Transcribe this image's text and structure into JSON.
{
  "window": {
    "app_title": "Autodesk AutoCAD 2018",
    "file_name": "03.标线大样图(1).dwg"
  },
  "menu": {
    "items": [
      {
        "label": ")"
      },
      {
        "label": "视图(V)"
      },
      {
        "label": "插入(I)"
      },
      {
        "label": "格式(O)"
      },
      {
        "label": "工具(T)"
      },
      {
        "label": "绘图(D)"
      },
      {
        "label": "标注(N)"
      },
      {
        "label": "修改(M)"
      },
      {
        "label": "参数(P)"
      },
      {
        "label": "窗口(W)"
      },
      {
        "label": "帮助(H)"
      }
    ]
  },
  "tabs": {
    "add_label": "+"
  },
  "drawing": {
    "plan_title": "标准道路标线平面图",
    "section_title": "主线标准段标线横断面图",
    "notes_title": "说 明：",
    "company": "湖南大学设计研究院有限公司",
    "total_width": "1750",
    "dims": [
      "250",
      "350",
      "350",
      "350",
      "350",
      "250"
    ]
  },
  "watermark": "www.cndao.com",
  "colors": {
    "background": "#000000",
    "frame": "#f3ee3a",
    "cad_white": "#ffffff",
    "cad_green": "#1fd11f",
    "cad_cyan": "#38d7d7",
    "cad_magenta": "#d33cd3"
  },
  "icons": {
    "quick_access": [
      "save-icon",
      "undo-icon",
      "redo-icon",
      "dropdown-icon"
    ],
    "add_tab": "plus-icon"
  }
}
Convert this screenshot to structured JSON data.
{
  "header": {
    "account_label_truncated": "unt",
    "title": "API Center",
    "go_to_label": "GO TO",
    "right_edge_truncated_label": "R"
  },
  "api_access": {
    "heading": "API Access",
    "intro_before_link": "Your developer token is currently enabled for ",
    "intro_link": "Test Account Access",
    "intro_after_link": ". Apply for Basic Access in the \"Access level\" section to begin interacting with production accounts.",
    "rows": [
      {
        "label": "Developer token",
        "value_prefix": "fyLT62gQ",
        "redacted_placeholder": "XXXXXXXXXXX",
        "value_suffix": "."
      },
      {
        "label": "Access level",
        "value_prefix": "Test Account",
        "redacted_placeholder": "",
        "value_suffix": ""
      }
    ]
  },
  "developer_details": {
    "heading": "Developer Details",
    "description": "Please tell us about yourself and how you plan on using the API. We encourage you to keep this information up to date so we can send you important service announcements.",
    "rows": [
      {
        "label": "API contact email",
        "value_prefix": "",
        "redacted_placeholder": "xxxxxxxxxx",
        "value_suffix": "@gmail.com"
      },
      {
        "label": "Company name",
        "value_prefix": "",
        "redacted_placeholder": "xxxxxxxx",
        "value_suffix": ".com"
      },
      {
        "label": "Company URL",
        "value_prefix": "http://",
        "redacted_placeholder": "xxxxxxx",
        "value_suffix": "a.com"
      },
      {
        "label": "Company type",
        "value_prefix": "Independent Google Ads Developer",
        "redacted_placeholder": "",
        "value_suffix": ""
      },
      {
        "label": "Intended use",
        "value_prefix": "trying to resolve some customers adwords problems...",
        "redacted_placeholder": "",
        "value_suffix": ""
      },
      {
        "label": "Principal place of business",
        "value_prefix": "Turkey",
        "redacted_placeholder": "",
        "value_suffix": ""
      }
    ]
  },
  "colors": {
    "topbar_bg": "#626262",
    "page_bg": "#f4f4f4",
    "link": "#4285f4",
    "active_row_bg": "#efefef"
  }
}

▸ The exercise
Take every line containing the word "this" and copy it.

▸ Task answer
Transcribe this image's text and structure into JSON.
Convert this screenshot to structured JSON data.
    "description": "Please tell us about yourself and how you plan on using the API. We encourage you to keep this information up to date so we can send you important service announcements.",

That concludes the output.